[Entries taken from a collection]

══════════

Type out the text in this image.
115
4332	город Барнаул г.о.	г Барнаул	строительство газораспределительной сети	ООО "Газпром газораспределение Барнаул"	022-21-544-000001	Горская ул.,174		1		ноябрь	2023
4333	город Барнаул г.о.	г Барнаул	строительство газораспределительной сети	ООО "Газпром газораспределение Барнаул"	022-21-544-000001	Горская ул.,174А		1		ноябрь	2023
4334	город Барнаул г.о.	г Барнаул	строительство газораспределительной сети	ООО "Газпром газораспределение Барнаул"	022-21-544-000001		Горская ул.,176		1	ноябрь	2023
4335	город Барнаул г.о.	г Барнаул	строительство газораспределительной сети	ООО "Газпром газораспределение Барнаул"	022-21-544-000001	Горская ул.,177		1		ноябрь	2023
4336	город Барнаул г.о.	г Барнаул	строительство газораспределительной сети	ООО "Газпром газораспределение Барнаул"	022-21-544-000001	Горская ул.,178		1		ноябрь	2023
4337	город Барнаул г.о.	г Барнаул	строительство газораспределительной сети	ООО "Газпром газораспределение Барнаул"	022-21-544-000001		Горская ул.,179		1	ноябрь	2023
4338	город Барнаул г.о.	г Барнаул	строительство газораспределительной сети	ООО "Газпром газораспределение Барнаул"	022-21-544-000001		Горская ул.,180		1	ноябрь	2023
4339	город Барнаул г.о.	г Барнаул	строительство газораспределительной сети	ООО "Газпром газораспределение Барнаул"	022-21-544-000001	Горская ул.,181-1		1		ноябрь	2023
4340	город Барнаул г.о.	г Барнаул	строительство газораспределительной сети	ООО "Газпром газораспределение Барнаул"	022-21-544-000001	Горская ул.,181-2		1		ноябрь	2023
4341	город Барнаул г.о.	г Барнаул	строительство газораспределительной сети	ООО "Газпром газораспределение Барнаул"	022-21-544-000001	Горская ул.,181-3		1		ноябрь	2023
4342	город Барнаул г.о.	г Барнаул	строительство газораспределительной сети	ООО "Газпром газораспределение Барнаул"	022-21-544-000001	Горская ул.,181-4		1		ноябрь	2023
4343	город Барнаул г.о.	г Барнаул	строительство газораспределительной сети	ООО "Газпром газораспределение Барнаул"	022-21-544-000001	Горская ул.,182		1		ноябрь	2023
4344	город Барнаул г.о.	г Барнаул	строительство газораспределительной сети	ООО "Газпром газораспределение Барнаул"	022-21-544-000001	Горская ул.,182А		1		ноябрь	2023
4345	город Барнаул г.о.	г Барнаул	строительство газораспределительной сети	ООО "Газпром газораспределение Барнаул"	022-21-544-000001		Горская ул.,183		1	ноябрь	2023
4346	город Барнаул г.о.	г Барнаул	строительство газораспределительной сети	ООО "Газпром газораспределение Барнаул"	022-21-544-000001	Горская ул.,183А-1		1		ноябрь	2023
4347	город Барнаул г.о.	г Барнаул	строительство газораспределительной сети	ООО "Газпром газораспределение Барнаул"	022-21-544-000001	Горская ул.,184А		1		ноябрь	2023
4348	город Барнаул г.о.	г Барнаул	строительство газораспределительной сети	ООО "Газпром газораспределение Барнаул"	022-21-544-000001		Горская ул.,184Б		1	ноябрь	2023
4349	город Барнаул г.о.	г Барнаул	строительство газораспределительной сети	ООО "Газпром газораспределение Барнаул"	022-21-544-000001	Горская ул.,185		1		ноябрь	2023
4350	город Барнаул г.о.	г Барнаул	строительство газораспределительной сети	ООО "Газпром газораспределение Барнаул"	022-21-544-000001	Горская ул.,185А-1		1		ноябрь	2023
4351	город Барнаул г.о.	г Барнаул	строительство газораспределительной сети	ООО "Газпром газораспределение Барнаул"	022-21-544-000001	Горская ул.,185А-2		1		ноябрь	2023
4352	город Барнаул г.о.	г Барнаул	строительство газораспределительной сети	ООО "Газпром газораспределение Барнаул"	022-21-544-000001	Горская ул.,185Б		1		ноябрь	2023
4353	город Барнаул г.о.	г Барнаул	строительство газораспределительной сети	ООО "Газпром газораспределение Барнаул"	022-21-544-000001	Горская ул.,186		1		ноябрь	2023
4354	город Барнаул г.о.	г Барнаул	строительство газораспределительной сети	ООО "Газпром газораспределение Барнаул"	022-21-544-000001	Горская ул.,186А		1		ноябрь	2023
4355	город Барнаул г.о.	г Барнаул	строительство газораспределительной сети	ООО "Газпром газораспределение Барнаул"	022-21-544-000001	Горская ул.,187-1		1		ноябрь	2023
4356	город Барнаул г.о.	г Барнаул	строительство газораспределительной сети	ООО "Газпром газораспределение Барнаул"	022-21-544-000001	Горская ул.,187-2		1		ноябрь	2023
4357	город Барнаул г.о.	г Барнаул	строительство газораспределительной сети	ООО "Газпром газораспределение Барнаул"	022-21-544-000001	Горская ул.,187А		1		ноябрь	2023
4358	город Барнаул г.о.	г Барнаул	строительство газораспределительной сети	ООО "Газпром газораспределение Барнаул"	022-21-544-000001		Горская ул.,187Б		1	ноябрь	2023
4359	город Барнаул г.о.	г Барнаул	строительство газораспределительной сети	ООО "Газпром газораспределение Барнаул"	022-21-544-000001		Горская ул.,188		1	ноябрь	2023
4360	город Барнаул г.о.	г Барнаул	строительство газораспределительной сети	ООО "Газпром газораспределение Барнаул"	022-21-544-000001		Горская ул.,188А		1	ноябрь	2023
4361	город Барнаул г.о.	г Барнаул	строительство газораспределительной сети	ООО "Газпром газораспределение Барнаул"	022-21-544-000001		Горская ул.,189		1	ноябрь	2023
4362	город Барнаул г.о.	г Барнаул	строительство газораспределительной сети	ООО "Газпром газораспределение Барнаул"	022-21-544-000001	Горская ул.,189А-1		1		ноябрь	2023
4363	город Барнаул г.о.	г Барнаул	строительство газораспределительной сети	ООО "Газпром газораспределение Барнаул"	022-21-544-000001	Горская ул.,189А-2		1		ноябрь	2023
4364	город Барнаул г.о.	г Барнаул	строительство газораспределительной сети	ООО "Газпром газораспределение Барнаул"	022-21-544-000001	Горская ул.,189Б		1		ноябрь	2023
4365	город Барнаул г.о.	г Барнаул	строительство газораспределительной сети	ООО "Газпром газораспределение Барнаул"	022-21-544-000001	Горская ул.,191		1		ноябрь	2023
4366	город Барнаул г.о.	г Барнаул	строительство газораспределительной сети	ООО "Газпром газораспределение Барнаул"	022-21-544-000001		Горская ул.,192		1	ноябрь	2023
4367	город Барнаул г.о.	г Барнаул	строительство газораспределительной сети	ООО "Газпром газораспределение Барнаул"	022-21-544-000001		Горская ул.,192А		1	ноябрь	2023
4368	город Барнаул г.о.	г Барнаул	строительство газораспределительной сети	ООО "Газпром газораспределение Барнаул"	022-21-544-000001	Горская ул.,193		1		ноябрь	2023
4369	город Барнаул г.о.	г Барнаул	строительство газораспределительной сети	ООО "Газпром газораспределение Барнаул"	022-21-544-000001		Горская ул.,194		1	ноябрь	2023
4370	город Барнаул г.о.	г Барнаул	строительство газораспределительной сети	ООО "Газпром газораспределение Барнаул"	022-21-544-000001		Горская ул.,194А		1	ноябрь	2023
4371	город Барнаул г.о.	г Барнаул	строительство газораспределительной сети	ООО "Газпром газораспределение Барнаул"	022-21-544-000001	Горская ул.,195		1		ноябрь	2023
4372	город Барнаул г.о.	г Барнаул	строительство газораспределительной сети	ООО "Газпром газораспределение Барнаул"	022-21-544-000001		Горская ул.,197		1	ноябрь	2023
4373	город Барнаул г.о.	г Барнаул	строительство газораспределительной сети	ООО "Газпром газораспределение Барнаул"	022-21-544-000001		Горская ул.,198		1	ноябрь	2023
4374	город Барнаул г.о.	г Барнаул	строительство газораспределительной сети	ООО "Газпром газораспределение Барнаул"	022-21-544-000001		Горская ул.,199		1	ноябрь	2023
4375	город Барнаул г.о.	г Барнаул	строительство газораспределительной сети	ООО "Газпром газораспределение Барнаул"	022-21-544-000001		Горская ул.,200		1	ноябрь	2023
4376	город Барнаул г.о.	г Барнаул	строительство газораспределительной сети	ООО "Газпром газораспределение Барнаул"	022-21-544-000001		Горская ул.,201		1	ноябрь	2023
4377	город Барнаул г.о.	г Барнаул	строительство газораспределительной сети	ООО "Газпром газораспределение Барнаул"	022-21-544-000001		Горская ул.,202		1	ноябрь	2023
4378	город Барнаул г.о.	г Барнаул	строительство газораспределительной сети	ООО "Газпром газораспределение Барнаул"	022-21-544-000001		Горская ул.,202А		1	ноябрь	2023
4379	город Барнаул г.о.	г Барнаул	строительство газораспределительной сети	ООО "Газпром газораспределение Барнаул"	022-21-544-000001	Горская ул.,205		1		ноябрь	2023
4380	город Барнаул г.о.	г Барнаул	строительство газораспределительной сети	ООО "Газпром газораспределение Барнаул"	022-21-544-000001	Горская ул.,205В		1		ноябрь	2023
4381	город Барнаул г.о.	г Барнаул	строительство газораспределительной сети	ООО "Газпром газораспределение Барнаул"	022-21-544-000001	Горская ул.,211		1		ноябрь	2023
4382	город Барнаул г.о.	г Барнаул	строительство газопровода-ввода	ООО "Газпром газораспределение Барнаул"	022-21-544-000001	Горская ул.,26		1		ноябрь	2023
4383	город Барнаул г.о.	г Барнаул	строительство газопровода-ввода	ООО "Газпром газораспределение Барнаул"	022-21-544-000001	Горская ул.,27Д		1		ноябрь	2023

══════════

Counting only lines of the data above that hold "газопровода", report the total and nothing else.

2